### Work required
Skip the pictures. Repeat everything else in the records word for word.

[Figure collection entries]
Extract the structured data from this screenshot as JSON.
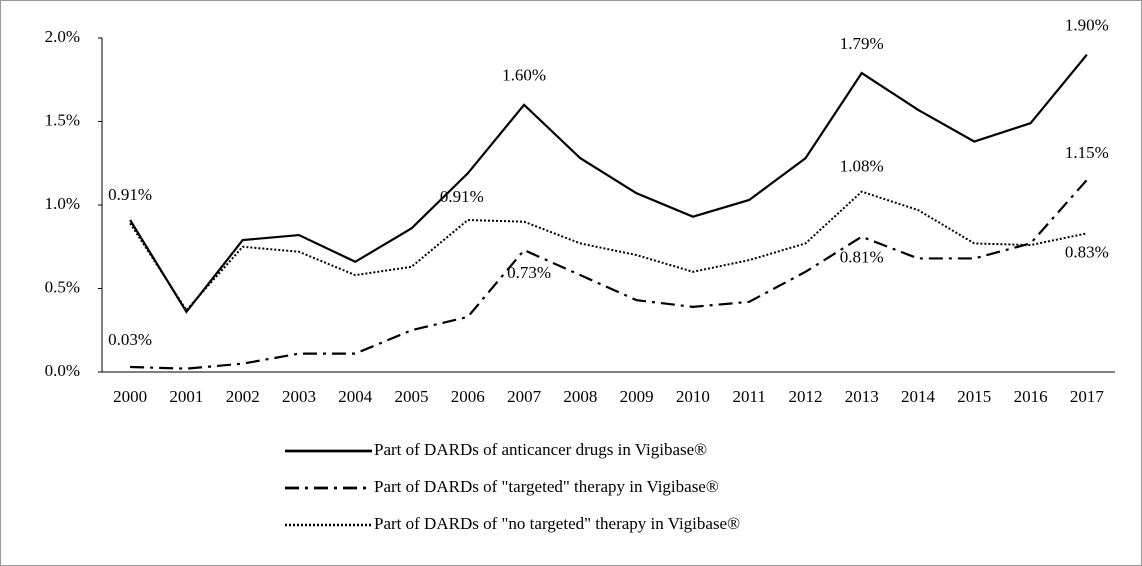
{
  "chart_data": {
    "type": "line",
    "categories": [
      "2000",
      "2001",
      "2002",
      "2003",
      "2004",
      "2005",
      "2006",
      "2007",
      "2008",
      "2009",
      "2010",
      "2011",
      "2012",
      "2013",
      "2014",
      "2015",
      "2016",
      "2017"
    ],
    "series": [
      {
        "name": "Part of DARDs of anticancer drugs in Vigibase®",
        "color": "#000000",
        "style": "solid",
        "values": [
          0.91,
          0.36,
          0.79,
          0.82,
          0.66,
          0.86,
          1.19,
          1.6,
          1.28,
          1.07,
          0.93,
          1.03,
          1.28,
          1.79,
          1.57,
          1.38,
          1.49,
          1.9
        ],
        "value_labels": [
          "0.91%",
          null,
          null,
          null,
          null,
          null,
          null,
          "1.60%",
          null,
          null,
          null,
          null,
          null,
          "1.79%",
          null,
          null,
          null,
          "1.90%"
        ]
      },
      {
        "name": "Part of DARDs of \"targeted\" therapy in Vigibase®",
        "color": "#000000",
        "style": "dashdot",
        "values": [
          0.03,
          0.02,
          0.05,
          0.11,
          0.11,
          0.25,
          0.33,
          0.73,
          0.58,
          0.43,
          0.39,
          0.42,
          0.6,
          0.81,
          0.68,
          0.68,
          0.77,
          1.15
        ],
        "value_labels": [
          "0.03%",
          null,
          null,
          null,
          null,
          null,
          null,
          "0.73%",
          null,
          null,
          null,
          null,
          null,
          "0.81%",
          null,
          null,
          null,
          "1.15%"
        ]
      },
      {
        "name": "Part of DARDs of \"no targeted\" therapy in Vigibase®",
        "color": "#000000",
        "style": "dotted",
        "values": [
          0.89,
          0.37,
          0.75,
          0.72,
          0.58,
          0.63,
          0.91,
          0.9,
          0.77,
          0.7,
          0.6,
          0.67,
          0.77,
          1.08,
          0.97,
          0.77,
          0.76,
          0.83
        ],
        "value_labels": [
          null,
          null,
          null,
          null,
          null,
          null,
          "0.91%",
          null,
          null,
          null,
          null,
          null,
          null,
          "1.08%",
          null,
          null,
          null,
          "0.83%"
        ]
      }
    ],
    "ylim": [
      0,
      2
    ],
    "yticks": [
      {
        "value": 0,
        "label": "0.0%"
      },
      {
        "value": 0.5,
        "label": "0.5%"
      },
      {
        "value": 1,
        "label": "1.0%"
      },
      {
        "value": 1.5,
        "label": "1.5%"
      },
      {
        "value": 2,
        "label": "2.0%"
      }
    ],
    "grid": false,
    "legend": "bottom"
  }
}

### Task solution
Extract the structured data from this screenshot as JSON.
{
  "chart_data": {
    "type": "line",
    "categories": [
      "2000",
      "2001",
      "2002",
      "2003",
      "2004",
      "2005",
      "2006",
      "2007",
      "2008",
      "2009",
      "2010",
      "2011",
      "2012",
      "2013",
      "2014",
      "2015",
      "2016",
      "2017"
    ],
    "series": [
      {
        "name": "Part of DARDs of anticancer drugs in Vigibase®",
        "color": "#000000",
        "style": "solid",
        "values": [
          0.91,
          0.36,
          0.79,
          0.82,
          0.66,
          0.86,
          1.19,
          1.6,
          1.28,
          1.07,
          0.93,
          1.03,
          1.28,
          1.79,
          1.57,
          1.38,
          1.49,
          1.9
        ],
        "value_labels": [
          "0.91%",
          null,
          null,
          null,
          null,
          null,
          null,
          "1.60%",
          null,
          null,
          null,
          null,
          null,
          "1.79%",
          null,
          null,
          null,
          "1.90%"
        ]
      },
      {
        "name": "Part of DARDs of \"targeted\" therapy in Vigibase®",
        "color": "#000000",
        "style": "dashdot",
        "values": [
          0.03,
          0.02,
          0.05,
          0.11,
          0.11,
          0.25,
          0.33,
          0.73,
          0.58,
          0.43,
          0.39,
          0.42,
          0.6,
          0.81,
          0.68,
          0.68,
          0.77,
          1.15
        ],
        "value_labels": [
          "0.03%",
          null,
          null,
          null,
          null,
          null,
          null,
          "0.73%",
          null,
          null,
          null,
          null,
          null,
          "0.81%",
          null,
          null,
          null,
          "1.15%"
        ]
      },
      {
        "name": "Part of DARDs of \"no targeted\" therapy in Vigibase®",
        "color": "#000000",
        "style": "dotted",
        "values": [
          0.89,
          0.37,
          0.75,
          0.72,
          0.58,
          0.63,
          0.91,
          0.9,
          0.77,
          0.7,
          0.6,
          0.67,
          0.77,
          1.08,
          0.97,
          0.77,
          0.76,
          0.83
        ],
        "value_labels": [
          null,
          null,
          null,
          null,
          null,
          null,
          "0.91%",
          null,
          null,
          null,
          null,
          null,
          null,
          "1.08%",
          null,
          null,
          null,
          "0.83%"
        ]
      }
    ],
    "ylim": [
      0,
      2
    ],
    "yticks": [
      {
        "value": 0,
        "label": "0.0%"
      },
      {
        "value": 0.5,
        "label": "0.5%"
      },
      {
        "value": 1,
        "label": "1.0%"
      },
      {
        "value": 1.5,
        "label": "1.5%"
      },
      {
        "value": 2,
        "label": "2.0%"
      }
    ],
    "grid": false,
    "legend": "bottom"
  }
}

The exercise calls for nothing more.